Scan the listing below and copy every line holding "into".
***** INPUT ROWS *****
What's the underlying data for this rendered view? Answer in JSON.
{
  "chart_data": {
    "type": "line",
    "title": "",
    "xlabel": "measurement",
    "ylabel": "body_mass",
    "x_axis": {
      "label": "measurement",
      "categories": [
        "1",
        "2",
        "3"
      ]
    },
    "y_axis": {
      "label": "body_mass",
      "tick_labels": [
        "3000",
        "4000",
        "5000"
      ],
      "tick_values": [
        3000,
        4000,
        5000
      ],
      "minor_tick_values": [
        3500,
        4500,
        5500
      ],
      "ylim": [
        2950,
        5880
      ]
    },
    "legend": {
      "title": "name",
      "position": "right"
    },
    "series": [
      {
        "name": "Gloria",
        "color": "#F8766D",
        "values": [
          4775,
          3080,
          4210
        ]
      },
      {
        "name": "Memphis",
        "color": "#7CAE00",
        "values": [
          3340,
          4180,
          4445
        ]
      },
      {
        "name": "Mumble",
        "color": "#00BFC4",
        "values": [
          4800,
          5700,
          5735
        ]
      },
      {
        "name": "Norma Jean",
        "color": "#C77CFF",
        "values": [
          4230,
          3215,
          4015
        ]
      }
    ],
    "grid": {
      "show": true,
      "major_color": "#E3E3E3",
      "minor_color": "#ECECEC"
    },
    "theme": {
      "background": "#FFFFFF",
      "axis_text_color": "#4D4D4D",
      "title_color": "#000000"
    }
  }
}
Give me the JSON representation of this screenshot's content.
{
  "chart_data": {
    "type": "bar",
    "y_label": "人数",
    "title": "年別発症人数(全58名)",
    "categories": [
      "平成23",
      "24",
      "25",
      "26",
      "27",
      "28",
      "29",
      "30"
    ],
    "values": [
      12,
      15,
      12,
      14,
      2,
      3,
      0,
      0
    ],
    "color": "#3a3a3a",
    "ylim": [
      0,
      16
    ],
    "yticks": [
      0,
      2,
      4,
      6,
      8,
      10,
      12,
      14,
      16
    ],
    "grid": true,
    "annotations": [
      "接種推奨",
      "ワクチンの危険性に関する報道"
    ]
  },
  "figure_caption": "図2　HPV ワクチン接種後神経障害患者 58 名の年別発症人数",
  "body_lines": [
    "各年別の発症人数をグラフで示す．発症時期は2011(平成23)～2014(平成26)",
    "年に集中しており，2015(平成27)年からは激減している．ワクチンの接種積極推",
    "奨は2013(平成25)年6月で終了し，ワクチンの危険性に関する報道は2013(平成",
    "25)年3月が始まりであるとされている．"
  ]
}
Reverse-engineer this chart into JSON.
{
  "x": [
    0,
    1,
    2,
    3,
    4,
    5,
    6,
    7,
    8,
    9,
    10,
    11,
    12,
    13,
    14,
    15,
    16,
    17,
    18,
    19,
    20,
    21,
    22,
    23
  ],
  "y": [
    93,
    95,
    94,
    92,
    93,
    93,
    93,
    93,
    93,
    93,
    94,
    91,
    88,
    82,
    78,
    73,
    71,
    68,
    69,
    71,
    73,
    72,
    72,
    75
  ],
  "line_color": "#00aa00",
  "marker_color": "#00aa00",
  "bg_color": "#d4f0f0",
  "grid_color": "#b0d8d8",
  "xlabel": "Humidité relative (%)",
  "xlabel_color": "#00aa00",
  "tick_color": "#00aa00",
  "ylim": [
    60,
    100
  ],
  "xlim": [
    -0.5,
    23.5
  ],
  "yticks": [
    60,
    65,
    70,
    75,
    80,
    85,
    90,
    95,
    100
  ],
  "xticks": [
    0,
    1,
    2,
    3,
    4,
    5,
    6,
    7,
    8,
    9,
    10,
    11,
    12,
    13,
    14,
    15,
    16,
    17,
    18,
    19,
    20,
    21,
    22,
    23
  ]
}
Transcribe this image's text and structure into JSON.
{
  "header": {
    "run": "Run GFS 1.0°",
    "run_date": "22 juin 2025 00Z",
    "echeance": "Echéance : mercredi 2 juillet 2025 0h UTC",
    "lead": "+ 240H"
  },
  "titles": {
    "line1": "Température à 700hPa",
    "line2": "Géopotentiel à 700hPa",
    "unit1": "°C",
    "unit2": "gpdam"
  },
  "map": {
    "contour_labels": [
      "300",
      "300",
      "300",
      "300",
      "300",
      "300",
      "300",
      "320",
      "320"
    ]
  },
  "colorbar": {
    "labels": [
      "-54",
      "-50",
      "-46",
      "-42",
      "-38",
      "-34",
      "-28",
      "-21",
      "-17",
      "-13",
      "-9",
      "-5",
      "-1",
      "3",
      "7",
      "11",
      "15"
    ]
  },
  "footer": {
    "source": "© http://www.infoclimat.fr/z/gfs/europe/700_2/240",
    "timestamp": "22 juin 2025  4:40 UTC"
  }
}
*****
SOLUTION BELOW:
Reverse-engineer this chart into JSON.
Transcribe this image's text and structure into JSON.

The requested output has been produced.